--- BEGIN The input ---

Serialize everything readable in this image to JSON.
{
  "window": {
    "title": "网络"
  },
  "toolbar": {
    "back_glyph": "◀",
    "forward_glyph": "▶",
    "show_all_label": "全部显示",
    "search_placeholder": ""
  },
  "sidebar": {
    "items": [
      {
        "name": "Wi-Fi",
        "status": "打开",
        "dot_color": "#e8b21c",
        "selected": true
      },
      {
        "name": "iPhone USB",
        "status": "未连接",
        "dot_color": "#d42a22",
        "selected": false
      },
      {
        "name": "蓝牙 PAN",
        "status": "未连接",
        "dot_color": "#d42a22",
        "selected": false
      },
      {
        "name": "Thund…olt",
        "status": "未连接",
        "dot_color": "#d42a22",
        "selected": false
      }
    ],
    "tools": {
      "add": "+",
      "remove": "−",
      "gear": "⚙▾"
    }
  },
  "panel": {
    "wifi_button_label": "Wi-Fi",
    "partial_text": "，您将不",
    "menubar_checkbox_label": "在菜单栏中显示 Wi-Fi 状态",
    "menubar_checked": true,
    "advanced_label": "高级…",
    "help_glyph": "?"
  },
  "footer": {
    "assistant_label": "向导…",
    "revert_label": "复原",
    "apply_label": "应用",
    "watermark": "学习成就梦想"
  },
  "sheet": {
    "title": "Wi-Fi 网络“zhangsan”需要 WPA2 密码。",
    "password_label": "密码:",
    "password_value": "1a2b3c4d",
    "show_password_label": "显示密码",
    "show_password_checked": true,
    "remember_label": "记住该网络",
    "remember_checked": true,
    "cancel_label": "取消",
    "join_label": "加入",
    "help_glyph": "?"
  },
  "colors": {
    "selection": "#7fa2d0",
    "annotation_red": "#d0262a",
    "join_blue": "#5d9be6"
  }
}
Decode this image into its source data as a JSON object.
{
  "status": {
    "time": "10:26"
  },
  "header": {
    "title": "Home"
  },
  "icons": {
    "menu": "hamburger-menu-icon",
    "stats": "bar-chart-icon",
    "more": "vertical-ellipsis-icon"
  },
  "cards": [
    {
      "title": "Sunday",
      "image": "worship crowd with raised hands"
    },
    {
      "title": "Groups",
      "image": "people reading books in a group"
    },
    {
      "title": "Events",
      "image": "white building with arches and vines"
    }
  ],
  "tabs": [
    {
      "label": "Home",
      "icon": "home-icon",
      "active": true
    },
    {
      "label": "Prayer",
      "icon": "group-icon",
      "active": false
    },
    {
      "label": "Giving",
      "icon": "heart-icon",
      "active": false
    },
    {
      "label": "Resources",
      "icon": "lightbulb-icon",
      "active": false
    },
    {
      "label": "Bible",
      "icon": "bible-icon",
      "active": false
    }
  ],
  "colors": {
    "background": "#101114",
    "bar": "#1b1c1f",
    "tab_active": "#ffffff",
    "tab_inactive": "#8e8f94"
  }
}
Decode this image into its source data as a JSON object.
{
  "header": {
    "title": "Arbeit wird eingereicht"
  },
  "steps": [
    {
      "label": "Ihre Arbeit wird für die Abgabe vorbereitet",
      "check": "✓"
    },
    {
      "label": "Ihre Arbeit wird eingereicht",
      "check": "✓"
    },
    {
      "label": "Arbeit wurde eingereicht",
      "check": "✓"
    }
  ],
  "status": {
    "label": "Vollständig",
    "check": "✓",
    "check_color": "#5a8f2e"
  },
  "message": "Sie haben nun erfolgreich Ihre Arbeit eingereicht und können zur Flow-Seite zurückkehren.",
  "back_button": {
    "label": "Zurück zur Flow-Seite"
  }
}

--- END The input ---

Each record above should be output again exactly.

> _Task solution_
Serialize everything readable in this image to JSON.
{
  "window": {
    "title": "网络"
  },
  "toolbar": {
    "back_glyph": "◀",
    "forward_glyph": "▶",
    "show_all_label": "全部显示",
    "search_placeholder": ""
  },
  "sidebar": {
    "items": [
      {
        "name": "Wi-Fi",
        "status": "打开",
        "dot_color": "#e8b21c",
        "selected": true
      },
      {
        "name": "iPhone USB",
        "status": "未连接",
        "dot_color": "#d42a22",
        "selected": false
      },
      {
        "name": "蓝牙 PAN",
        "status": "未连接",
        "dot_color": "#d42a22",
        "selected": false
      },
      {
        "name": "Thund…olt",
        "status": "未连接",
        "dot_color": "#d42a22",
        "selected": false
      }
    ],
    "tools": {
      "add": "+",
      "remove": "−",
      "gear": "⚙▾"
    }
  },
  "panel": {
    "wifi_button_label": "Wi-Fi",
    "partial_text": "，您将不",
    "menubar_checkbox_label": "在菜单栏中显示 Wi-Fi 状态",
    "menubar_checked": true,
    "advanced_label": "高级…",
    "help_glyph": "?"
  },
  "footer": {
    "assistant_label": "向导…",
    "revert_label": "复原",
    "apply_label": "应用",
    "watermark": "学习成就梦想"
  },
  "sheet": {
    "title": "Wi-Fi 网络“zhangsan”需要 WPA2 密码。",
    "password_label": "密码:",
    "password_value": "1a2b3c4d",
    "show_password_label": "显示密码",
    "show_password_checked": true,
    "remember_label": "记住该网络",
    "remember_checked": true,
    "cancel_label": "取消",
    "join_label": "加入",
    "help_glyph": "?"
  },
  "colors": {
    "selection": "#7fa2d0",
    "annotation_red": "#d0262a",
    "join_blue": "#5d9be6"
  }
}
Decode this image into its source data as a JSON object.
{
  "status": {
    "time": "10:26"
  },
  "header": {
    "title": "Home"
  },
  "icons": {
    "menu": "hamburger-menu-icon",
    "stats": "bar-chart-icon",
    "more": "vertical-ellipsis-icon"
  },
  "cards": [
    {
      "title": "Sunday",
      "image": "worship crowd with raised hands"
    },
    {
      "title": "Groups",
      "image": "people reading books in a group"
    },
    {
      "title": "Events",
      "image": "white building with arches and vines"
    }
  ],
  "tabs": [
    {
      "label": "Home",
      "icon": "home-icon",
      "active": true
    },
    {
      "label": "Prayer",
      "icon": "group-icon",
      "active": false
    },
    {
      "label": "Giving",
      "icon": "heart-icon",
      "active": false
    },
    {
      "label": "Resources",
      "icon": "lightbulb-icon",
      "active": false
    },
    {
      "label": "Bible",
      "icon": "bible-icon",
      "active": false
    }
  ],
  "colors": {
    "background": "#101114",
    "bar": "#1b1c1f",
    "tab_active": "#ffffff",
    "tab_inactive": "#8e8f94"
  }
}
Decode this image into its source data as a JSON object.
{
  "header": {
    "title": "Arbeit wird eingereicht"
  },
  "steps": [
    {
      "label": "Ihre Arbeit wird für die Abgabe vorbereitet",
      "check": "✓"
    },
    {
      "label": "Ihre Arbeit wird eingereicht",
      "check": "✓"
    },
    {
      "label": "Arbeit wurde eingereicht",
      "check": "✓"
    }
  ],
  "status": {
    "label": "Vollständig",
    "check": "✓",
    "check_color": "#5a8f2e"
  },
  "message": "Sie haben nun erfolgreich Ihre Arbeit eingereicht und können zur Flow-Seite zurückkehren.",
  "back_button": {
    "label": "Zurück zur Flow-Seite"
  }
}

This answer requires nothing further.